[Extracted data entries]

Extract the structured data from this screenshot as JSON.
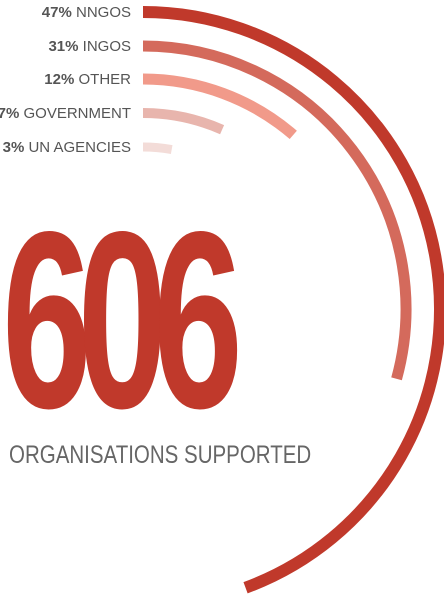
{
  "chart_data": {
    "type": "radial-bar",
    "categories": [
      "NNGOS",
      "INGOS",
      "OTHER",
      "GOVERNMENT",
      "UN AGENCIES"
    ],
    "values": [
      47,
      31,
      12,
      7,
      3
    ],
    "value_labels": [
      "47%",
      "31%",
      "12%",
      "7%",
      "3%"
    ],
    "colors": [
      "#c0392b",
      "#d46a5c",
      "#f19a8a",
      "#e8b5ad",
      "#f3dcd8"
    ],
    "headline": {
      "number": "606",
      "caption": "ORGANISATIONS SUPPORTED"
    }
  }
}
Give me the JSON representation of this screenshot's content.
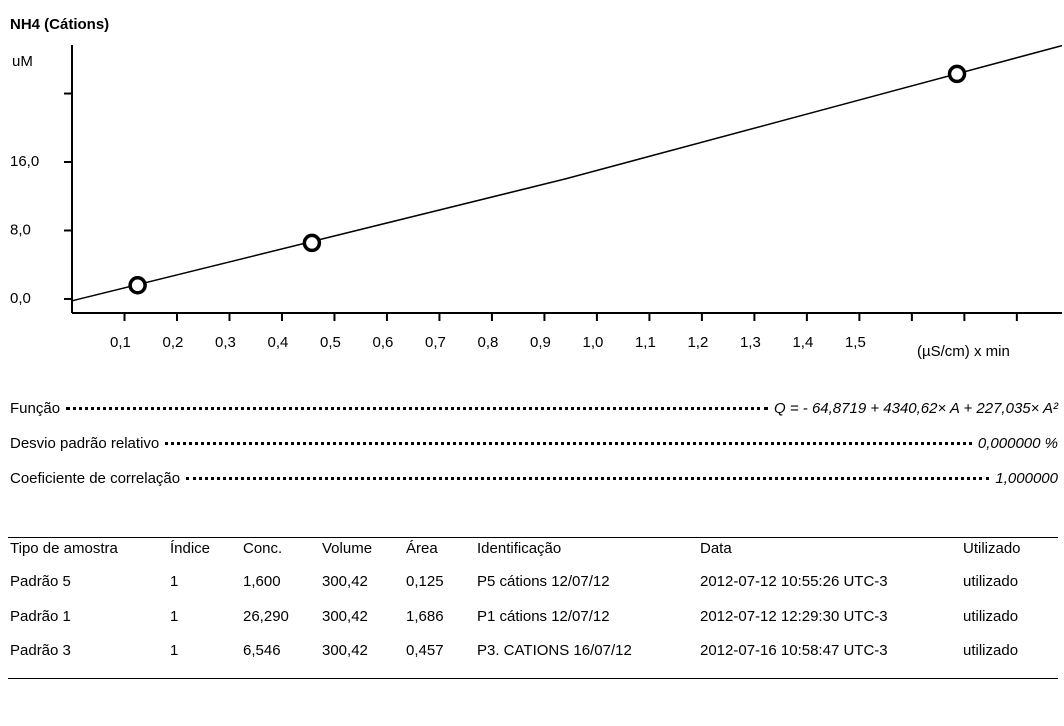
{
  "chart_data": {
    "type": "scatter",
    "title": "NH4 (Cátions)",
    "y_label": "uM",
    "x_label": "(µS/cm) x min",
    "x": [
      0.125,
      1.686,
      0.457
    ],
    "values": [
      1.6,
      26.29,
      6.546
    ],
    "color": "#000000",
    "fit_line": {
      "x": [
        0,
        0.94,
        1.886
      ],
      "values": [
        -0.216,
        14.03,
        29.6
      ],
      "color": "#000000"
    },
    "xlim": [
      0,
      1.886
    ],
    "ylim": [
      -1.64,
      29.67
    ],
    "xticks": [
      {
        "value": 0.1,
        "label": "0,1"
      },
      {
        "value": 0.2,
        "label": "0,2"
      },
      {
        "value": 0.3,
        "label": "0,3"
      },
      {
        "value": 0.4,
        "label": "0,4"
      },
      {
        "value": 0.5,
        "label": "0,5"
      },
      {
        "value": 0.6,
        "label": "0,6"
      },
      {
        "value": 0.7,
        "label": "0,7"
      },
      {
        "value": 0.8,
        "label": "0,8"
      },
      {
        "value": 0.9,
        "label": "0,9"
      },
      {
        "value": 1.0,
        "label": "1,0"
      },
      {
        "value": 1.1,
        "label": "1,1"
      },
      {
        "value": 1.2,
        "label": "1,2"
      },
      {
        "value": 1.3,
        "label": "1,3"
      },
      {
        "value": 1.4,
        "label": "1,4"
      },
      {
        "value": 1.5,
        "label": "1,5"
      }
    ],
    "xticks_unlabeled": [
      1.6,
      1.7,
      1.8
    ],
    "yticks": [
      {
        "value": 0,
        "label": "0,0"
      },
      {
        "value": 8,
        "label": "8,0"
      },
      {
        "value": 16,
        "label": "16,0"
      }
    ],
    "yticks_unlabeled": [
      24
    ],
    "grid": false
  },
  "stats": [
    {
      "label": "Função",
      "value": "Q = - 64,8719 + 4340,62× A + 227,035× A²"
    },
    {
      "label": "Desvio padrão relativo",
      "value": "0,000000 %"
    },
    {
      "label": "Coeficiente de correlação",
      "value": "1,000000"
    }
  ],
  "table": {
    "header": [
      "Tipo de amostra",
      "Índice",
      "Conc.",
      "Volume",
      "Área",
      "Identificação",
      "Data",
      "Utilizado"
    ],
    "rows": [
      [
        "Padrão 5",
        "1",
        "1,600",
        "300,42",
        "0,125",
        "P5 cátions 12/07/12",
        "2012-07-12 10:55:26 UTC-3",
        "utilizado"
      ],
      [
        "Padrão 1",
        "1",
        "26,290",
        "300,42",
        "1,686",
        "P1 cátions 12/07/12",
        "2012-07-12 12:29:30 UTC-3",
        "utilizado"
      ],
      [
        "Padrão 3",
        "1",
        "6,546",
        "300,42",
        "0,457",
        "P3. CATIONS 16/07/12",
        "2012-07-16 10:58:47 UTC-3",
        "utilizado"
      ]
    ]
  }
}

= What to produce =
Output an exact copy of the material, with the pictures removed.

= Reply =
Extract the structured data from this screenshot as JSON.
{
  "chart_data": {
    "type": "radial-bar",
    "categories": [
      "NNGOS",
      "INGOS",
      "OTHER",
      "GOVERNMENT",
      "UN AGENCIES"
    ],
    "values": [
      47,
      31,
      12,
      7,
      3
    ],
    "value_labels": [
      "47%",
      "31%",
      "12%",
      "7%",
      "3%"
    ],
    "colors": [
      "#c0392b",
      "#d46a5c",
      "#f19a8a",
      "#e8b5ad",
      "#f3dcd8"
    ],
    "headline": {
      "number": "606",
      "caption": "ORGANISATIONS SUPPORTED"
    }
  }
}
Give me the JSON representation of this screenshot's content.
{
  "chart_data": {
    "type": "scatter",
    "title": "NH4 (Cátions)",
    "y_label": "uM",
    "x_label": "(µS/cm) x min",
    "x": [
      0.125,
      1.686,
      0.457
    ],
    "values": [
      1.6,
      26.29,
      6.546
    ],
    "color": "#000000",
    "fit_line": {
      "x": [
        0,
        0.94,
        1.886
      ],
      "values": [
        -0.216,
        14.03,
        29.6
      ],
      "color": "#000000"
    },
    "xlim": [
      0,
      1.886
    ],
    "ylim": [
      -1.64,
      29.67
    ],
    "xticks": [
      {
        "value": 0.1,
        "label": "0,1"
      },
      {
        "value": 0.2,
        "label": "0,2"
      },
      {
        "value": 0.3,
        "label": "0,3"
      },
      {
        "value": 0.4,
        "label": "0,4"
      },
      {
        "value": 0.5,
        "label": "0,5"
      },
      {
        "value": 0.6,
        "label": "0,6"
      },
      {
        "value": 0.7,
        "label": "0,7"
      },
      {
        "value": 0.8,
        "label": "0,8"
      },
      {
        "value": 0.9,
        "label": "0,9"
      },
      {
        "value": 1.0,
        "label": "1,0"
      },
      {
        "value": 1.1,
        "label": "1,1"
      },
      {
        "value": 1.2,
        "label": "1,2"
      },
      {
        "value": 1.3,
        "label": "1,3"
      },
      {
        "value": 1.4,
        "label": "1,4"
      },
      {
        "value": 1.5,
        "label": "1,5"
      }
    ],
    "xticks_unlabeled": [
      1.6,
      1.7,
      1.8
    ],
    "yticks": [
      {
        "value": 0,
        "label": "0,0"
      },
      {
        "value": 8,
        "label": "8,0"
      },
      {
        "value": 16,
        "label": "16,0"
      }
    ],
    "yticks_unlabeled": [
      24
    ],
    "grid": false
  },
  "stats": [
    {
      "label": "Função",
      "value": "Q = - 64,8719 + 4340,62× A + 227,035× A²"
    },
    {
      "label": "Desvio padrão relativo",
      "value": "0,000000 %"
    },
    {
      "label": "Coeficiente de correlação",
      "value": "1,000000"
    }
  ],
  "table": {
    "header": [
      "Tipo de amostra",
      "Índice",
      "Conc.",
      "Volume",
      "Área",
      "Identificação",
      "Data",
      "Utilizado"
    ],
    "rows": [
      [
        "Padrão 5",
        "1",
        "1,600",
        "300,42",
        "0,125",
        "P5 cátions 12/07/12",
        "2012-07-12 10:55:26 UTC-3",
        "utilizado"
      ],
      [
        "Padrão 1",
        "1",
        "26,290",
        "300,42",
        "1,686",
        "P1 cátions 12/07/12",
        "2012-07-12 12:29:30 UTC-3",
        "utilizado"
      ],
      [
        "Padrão 3",
        "1",
        "6,546",
        "300,42",
        "0,457",
        "P3. CATIONS 16/07/12",
        "2012-07-16 10:58:47 UTC-3",
        "utilizado"
      ]
    ]
  }
}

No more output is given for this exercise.